══ Material

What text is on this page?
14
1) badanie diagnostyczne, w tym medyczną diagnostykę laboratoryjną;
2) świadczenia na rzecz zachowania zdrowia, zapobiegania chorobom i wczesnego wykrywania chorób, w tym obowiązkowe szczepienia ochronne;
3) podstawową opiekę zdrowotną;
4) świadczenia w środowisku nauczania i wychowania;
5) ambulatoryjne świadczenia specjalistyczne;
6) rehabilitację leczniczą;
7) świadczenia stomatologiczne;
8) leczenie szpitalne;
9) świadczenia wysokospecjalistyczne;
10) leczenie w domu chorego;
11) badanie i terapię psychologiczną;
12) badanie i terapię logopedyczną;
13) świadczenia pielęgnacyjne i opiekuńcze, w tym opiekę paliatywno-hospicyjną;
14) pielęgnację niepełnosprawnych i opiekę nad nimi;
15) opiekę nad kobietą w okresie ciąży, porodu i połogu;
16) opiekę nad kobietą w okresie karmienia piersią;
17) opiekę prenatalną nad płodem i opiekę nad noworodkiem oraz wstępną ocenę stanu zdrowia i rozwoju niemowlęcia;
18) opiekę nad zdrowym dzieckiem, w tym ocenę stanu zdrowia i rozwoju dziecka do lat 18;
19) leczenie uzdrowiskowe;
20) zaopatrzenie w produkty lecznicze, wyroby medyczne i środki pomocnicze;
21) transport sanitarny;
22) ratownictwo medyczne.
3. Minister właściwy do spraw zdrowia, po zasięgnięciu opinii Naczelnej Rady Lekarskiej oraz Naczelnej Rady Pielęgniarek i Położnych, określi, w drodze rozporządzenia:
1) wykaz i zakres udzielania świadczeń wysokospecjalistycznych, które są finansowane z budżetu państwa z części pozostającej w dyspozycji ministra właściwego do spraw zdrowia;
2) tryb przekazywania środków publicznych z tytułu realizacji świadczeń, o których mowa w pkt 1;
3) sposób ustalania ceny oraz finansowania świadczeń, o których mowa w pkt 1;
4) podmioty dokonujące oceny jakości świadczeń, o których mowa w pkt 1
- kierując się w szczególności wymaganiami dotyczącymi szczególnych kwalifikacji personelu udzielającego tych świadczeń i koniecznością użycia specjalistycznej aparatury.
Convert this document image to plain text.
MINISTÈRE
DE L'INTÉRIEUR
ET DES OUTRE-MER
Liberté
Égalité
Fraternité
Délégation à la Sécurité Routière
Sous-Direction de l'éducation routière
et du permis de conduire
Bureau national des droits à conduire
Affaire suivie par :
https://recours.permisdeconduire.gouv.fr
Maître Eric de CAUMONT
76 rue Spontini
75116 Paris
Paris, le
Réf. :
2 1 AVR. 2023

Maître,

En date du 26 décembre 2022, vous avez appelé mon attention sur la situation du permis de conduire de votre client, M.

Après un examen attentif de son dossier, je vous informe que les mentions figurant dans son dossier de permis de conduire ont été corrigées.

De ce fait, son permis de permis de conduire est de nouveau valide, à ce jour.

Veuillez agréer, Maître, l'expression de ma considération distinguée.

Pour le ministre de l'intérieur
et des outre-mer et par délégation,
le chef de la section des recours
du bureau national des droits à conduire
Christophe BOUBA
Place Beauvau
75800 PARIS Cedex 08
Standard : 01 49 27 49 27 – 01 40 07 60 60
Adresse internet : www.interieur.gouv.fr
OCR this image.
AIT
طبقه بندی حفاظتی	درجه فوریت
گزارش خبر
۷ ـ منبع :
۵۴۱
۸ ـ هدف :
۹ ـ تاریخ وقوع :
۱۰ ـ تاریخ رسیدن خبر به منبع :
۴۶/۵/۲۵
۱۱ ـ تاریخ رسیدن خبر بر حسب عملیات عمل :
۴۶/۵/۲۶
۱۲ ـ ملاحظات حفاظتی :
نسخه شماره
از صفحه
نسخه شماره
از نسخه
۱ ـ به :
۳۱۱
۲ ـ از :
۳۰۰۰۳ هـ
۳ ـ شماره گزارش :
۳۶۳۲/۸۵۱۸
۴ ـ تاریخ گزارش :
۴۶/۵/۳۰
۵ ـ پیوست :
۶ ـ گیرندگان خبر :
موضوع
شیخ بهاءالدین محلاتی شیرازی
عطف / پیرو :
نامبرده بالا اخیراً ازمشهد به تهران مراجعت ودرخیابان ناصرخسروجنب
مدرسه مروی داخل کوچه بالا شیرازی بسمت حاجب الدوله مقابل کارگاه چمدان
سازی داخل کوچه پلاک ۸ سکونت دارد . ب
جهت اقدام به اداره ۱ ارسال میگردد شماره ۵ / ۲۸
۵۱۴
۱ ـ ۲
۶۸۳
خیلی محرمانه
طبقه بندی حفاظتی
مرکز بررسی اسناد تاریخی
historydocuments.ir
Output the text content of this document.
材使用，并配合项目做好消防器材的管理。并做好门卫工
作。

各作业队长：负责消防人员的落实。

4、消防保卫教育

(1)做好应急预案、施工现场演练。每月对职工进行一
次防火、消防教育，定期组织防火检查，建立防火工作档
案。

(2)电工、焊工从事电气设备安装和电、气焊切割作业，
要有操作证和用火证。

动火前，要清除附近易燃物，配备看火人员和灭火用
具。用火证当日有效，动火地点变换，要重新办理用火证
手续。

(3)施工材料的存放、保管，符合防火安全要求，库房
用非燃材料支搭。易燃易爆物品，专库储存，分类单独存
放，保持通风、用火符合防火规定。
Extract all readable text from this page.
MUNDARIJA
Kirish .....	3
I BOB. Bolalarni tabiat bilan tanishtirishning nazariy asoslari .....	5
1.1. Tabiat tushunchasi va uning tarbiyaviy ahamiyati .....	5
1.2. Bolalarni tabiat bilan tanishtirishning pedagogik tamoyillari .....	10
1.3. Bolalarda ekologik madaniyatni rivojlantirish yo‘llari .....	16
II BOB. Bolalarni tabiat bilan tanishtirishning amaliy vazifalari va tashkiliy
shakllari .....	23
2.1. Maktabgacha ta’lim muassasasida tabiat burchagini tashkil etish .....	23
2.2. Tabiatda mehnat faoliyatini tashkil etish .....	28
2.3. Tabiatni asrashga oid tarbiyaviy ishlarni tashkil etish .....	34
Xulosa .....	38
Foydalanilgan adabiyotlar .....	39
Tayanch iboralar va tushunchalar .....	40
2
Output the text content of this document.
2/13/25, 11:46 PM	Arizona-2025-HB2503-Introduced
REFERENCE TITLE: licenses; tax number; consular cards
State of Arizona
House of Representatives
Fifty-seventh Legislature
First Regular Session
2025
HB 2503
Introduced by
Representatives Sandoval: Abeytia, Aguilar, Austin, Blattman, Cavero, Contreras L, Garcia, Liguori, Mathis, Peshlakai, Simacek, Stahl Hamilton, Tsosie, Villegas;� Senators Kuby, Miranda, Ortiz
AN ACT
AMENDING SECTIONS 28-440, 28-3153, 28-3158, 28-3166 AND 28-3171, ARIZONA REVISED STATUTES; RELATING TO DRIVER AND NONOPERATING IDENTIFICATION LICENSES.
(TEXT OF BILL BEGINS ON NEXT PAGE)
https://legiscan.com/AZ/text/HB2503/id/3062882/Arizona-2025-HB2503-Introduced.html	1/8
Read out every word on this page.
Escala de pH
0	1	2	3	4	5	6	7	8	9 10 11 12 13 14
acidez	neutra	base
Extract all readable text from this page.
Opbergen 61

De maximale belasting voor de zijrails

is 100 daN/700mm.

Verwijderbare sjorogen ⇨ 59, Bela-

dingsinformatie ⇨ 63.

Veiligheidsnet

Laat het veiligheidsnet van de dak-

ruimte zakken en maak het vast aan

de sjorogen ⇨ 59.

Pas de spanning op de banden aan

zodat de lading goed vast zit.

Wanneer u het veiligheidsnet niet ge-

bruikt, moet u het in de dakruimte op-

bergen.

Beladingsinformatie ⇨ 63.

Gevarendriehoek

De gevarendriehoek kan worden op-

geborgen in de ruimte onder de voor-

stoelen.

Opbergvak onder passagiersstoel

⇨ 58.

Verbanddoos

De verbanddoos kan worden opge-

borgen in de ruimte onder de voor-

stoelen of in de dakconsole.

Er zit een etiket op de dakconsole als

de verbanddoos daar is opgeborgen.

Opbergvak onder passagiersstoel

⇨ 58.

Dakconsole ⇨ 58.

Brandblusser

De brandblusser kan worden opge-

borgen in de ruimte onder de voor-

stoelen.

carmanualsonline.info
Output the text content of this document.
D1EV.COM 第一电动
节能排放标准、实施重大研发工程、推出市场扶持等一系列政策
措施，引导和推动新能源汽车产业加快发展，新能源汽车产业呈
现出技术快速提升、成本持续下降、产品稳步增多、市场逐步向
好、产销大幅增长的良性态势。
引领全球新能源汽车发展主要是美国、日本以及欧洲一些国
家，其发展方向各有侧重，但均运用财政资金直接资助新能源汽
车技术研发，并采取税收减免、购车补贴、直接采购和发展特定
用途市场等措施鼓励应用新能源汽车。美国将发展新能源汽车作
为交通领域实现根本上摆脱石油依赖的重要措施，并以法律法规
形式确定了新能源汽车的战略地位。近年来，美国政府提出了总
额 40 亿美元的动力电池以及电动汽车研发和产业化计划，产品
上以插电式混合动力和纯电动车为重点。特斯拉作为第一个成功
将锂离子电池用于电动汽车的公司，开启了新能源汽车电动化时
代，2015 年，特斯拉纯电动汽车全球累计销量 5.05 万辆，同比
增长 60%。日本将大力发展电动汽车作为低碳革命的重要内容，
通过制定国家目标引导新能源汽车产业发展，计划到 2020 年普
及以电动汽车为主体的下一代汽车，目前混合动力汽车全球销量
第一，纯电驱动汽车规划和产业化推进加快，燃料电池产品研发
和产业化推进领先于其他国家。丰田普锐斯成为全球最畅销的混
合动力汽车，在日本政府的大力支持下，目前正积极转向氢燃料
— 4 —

════

Within the records above, how many lines include the word "شماره"? State the number by itself.

* Completed exercise *
4